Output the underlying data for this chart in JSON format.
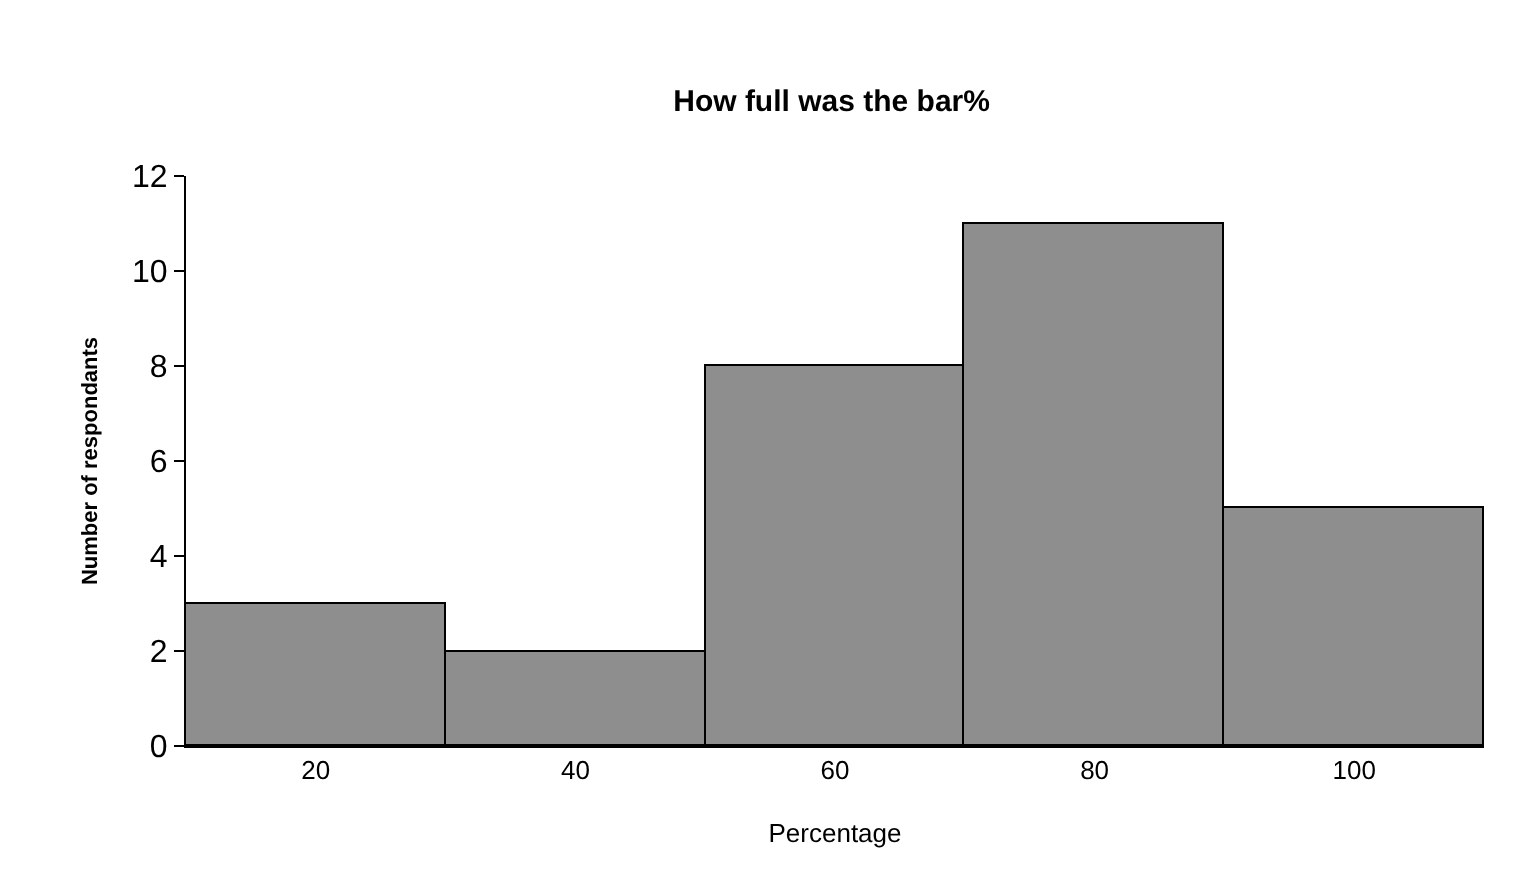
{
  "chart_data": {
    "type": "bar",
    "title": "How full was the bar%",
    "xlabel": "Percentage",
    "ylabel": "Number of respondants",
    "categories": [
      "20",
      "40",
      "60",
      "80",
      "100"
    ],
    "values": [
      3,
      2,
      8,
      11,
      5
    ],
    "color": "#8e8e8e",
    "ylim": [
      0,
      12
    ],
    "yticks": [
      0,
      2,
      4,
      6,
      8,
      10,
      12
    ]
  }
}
● ● ● ● ●
_Directive:_ Write out every entry again word for word, without any of the pictures.

_Written solution:_
Output the underlying data for this chart in JSON format.
{
  "chart_data": {
    "type": "bar",
    "title": "How full was the bar%",
    "xlabel": "Percentage",
    "ylabel": "Number of respondants",
    "categories": [
      "20",
      "40",
      "60",
      "80",
      "100"
    ],
    "values": [
      3,
      2,
      8,
      11,
      5
    ],
    "color": "#8e8e8e",
    "ylim": [
      0,
      12
    ],
    "yticks": [
      0,
      2,
      4,
      6,
      8,
      10,
      12
    ]
  }
}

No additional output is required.